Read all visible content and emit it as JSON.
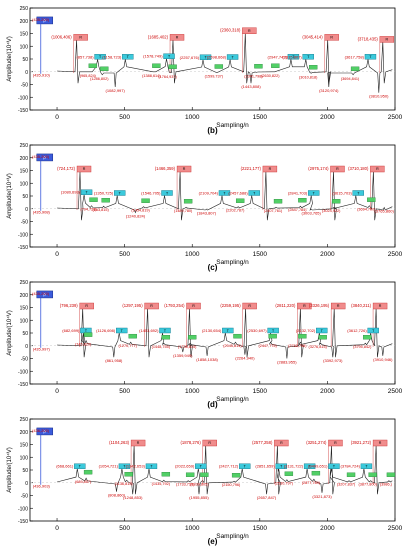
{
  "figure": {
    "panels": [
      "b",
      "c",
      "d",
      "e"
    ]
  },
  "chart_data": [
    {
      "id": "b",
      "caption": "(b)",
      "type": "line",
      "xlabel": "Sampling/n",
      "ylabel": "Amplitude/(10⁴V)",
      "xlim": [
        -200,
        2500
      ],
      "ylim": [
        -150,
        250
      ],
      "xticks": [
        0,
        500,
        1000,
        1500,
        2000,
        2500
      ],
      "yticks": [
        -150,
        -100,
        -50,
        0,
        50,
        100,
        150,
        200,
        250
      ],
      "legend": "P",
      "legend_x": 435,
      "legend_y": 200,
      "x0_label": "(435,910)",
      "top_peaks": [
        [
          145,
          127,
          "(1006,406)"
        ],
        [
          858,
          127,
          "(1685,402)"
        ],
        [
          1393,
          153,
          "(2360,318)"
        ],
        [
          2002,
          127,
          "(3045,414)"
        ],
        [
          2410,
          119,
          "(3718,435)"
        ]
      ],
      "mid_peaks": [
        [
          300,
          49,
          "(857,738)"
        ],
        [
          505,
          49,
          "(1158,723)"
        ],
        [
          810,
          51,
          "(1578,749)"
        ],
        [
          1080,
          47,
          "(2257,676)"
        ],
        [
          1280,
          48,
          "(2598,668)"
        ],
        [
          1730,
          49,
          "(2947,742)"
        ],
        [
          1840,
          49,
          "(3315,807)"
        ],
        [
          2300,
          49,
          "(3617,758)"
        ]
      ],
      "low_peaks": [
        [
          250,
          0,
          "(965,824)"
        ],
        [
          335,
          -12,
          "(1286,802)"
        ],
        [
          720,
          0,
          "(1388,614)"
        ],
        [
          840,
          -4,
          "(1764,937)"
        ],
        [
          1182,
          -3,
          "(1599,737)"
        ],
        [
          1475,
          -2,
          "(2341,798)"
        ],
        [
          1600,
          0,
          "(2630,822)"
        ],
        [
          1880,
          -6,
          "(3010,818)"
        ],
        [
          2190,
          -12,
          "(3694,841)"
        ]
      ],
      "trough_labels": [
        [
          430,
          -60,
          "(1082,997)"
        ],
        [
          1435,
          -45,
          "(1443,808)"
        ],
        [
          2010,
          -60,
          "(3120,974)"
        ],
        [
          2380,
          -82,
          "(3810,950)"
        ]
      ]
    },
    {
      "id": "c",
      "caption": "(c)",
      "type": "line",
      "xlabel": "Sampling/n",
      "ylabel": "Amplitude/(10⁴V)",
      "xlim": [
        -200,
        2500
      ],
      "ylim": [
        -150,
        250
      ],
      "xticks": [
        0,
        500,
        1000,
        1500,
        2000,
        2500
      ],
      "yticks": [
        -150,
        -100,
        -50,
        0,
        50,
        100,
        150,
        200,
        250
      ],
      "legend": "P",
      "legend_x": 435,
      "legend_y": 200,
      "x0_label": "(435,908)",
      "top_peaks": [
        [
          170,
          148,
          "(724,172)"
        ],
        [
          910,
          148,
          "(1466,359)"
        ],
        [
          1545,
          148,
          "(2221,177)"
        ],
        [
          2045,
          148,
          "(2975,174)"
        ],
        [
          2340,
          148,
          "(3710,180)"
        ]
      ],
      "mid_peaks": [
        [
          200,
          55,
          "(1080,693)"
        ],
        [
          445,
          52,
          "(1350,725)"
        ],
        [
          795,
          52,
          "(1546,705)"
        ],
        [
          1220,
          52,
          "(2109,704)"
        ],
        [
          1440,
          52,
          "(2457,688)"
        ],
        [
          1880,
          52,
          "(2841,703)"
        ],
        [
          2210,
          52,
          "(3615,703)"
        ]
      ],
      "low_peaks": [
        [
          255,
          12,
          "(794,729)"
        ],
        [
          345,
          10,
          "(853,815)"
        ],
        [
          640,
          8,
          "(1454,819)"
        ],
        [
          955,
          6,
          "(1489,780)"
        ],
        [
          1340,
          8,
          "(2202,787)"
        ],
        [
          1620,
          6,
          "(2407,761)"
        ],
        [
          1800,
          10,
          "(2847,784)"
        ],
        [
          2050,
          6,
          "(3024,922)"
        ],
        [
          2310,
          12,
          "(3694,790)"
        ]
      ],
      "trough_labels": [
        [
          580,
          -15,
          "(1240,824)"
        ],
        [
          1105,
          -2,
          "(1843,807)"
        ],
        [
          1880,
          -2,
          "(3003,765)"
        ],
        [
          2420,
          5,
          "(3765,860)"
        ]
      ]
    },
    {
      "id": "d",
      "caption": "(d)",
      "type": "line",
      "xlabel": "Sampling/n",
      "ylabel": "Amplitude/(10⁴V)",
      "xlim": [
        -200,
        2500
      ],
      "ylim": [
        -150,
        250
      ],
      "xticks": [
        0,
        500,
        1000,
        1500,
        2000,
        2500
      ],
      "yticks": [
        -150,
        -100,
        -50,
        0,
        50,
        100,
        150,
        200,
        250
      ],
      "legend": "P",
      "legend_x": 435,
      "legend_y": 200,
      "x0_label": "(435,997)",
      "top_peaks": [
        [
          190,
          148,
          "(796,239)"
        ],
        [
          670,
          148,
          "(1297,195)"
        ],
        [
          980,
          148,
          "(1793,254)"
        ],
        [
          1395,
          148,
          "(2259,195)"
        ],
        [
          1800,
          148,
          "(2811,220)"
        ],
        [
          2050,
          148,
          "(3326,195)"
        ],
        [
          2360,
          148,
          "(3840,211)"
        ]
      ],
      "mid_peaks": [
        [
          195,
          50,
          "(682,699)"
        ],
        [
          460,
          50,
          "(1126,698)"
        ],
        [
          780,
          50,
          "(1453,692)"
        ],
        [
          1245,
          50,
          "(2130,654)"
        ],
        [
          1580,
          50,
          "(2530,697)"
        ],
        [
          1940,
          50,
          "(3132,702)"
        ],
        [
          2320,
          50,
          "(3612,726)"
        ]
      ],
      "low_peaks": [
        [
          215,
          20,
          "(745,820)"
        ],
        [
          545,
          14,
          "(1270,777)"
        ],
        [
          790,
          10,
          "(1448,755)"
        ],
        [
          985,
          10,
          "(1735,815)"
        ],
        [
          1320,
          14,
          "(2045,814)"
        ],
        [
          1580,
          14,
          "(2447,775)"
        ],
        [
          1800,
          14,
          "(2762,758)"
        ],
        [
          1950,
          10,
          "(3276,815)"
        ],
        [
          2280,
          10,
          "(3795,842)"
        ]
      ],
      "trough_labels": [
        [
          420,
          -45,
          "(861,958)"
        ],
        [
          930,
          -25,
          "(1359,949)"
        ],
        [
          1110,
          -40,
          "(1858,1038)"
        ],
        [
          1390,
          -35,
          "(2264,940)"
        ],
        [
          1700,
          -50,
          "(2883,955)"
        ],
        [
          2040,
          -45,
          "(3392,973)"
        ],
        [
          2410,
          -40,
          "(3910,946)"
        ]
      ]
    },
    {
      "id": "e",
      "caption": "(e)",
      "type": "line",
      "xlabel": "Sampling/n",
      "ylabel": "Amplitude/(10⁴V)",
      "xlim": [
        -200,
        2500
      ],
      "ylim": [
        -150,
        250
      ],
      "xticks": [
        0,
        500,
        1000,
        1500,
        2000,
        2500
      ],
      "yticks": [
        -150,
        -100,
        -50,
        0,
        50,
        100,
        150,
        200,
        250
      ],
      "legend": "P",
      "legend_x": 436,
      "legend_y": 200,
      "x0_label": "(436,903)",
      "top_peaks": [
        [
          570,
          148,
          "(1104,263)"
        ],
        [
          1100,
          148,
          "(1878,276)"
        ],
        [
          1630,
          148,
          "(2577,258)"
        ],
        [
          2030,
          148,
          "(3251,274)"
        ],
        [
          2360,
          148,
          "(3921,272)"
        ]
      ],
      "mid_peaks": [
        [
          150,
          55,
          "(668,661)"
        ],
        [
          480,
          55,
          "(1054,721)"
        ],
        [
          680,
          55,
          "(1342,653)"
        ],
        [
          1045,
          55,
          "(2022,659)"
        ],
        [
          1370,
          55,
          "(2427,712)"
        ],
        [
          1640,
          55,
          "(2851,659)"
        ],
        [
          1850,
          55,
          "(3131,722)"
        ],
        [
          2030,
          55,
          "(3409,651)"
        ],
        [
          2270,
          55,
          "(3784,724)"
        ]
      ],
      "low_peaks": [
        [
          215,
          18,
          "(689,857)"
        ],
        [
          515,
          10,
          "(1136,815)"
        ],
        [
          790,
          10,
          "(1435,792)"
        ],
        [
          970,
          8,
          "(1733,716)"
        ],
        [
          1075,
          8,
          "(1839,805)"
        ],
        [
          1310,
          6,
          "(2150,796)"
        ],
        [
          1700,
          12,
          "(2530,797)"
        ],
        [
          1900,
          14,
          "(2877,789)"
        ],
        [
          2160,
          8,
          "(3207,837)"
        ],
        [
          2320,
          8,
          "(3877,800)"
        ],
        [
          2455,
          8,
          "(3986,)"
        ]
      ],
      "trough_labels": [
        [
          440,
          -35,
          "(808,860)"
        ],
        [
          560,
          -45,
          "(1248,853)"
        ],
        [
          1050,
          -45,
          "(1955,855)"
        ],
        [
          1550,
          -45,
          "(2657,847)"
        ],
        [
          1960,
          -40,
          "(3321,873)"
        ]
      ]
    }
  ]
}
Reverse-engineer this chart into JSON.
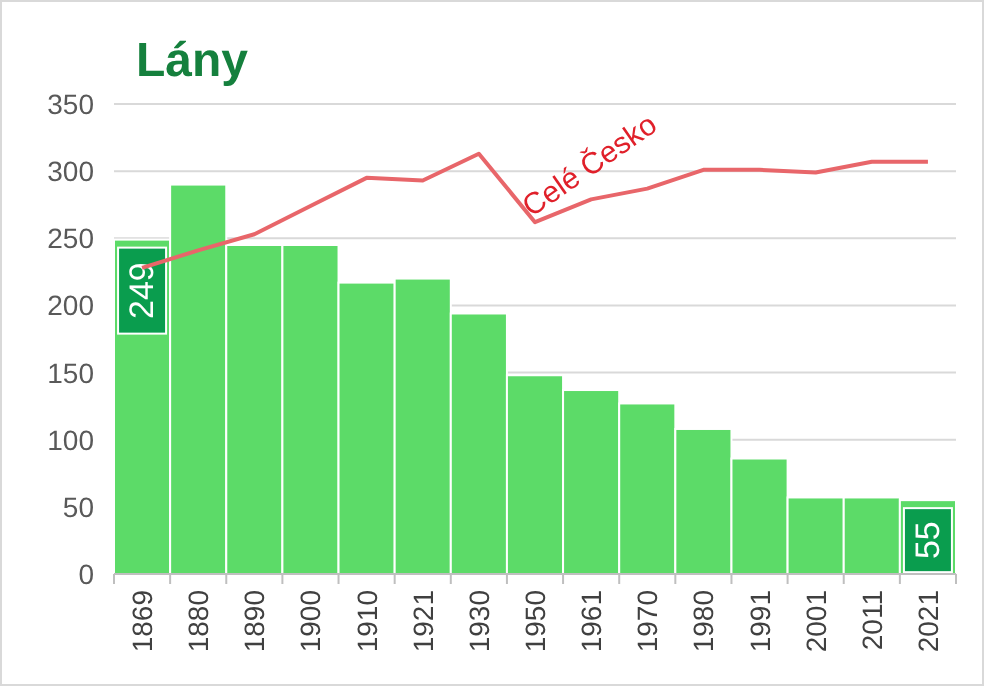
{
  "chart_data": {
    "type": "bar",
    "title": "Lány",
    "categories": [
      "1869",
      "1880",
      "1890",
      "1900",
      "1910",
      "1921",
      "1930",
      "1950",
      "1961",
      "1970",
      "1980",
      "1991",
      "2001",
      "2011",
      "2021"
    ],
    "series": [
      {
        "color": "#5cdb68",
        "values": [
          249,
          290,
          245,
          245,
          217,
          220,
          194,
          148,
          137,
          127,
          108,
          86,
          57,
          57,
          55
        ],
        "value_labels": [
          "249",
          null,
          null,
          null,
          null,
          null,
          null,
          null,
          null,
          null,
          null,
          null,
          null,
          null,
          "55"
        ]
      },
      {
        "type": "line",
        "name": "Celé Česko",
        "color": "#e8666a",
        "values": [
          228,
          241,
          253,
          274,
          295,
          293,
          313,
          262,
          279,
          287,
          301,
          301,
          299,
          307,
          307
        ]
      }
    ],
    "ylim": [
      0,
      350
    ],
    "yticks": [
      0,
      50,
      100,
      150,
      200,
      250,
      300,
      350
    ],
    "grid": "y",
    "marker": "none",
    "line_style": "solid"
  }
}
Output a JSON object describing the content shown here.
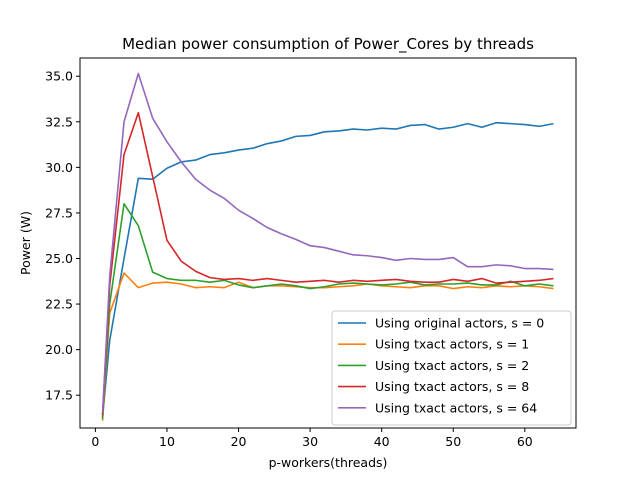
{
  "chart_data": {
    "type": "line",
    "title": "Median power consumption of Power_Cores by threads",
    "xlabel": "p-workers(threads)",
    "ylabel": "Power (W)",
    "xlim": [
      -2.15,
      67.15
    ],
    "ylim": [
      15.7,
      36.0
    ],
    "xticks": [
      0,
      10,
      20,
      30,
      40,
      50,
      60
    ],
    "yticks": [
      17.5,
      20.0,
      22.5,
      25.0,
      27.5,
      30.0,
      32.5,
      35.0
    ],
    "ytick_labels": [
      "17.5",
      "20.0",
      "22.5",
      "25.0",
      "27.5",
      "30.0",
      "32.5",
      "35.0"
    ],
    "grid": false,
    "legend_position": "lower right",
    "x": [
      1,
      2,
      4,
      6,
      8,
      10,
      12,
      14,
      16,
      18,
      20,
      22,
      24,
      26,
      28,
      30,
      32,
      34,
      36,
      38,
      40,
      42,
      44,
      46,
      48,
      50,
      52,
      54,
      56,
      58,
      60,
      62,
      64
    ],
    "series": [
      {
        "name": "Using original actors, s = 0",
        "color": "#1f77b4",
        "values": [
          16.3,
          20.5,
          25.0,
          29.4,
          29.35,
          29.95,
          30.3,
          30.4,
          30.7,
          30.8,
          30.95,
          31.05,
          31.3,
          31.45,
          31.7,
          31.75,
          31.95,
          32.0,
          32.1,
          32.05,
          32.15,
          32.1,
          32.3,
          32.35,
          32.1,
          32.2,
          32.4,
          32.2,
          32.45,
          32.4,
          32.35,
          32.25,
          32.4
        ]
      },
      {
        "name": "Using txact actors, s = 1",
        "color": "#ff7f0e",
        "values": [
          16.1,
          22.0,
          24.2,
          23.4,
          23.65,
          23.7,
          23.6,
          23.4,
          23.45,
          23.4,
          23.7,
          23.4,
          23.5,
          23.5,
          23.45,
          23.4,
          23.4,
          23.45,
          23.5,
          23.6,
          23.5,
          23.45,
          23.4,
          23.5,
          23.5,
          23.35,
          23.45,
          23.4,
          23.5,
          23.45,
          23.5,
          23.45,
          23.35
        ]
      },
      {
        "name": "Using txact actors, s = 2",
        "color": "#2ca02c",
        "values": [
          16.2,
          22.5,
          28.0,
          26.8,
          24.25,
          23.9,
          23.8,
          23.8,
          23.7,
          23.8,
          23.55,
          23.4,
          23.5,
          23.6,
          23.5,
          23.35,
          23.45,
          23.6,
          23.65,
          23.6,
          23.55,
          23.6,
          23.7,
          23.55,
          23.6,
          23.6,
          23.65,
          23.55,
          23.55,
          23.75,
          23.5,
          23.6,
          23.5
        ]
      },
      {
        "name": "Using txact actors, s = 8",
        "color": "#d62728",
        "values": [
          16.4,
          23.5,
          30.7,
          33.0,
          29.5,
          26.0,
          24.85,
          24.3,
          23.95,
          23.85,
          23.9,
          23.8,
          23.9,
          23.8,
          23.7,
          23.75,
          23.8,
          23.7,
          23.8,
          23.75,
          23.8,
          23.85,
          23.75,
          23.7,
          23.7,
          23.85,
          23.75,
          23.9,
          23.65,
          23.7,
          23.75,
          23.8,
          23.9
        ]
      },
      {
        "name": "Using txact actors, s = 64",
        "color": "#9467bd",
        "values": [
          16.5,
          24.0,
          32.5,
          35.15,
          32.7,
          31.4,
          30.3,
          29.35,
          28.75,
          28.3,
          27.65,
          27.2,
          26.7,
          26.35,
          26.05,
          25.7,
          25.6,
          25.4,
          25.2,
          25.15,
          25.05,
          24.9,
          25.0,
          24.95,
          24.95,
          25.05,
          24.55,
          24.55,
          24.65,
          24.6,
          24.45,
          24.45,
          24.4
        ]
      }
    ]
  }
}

* What is asked: Gather each line of the listing that holds the string "JSON".

* Response for this exercise:
Read all visible content and emit it as JSON.
Reverse-engineer this chart into JSON.
Output a JSON object describing the content shown here.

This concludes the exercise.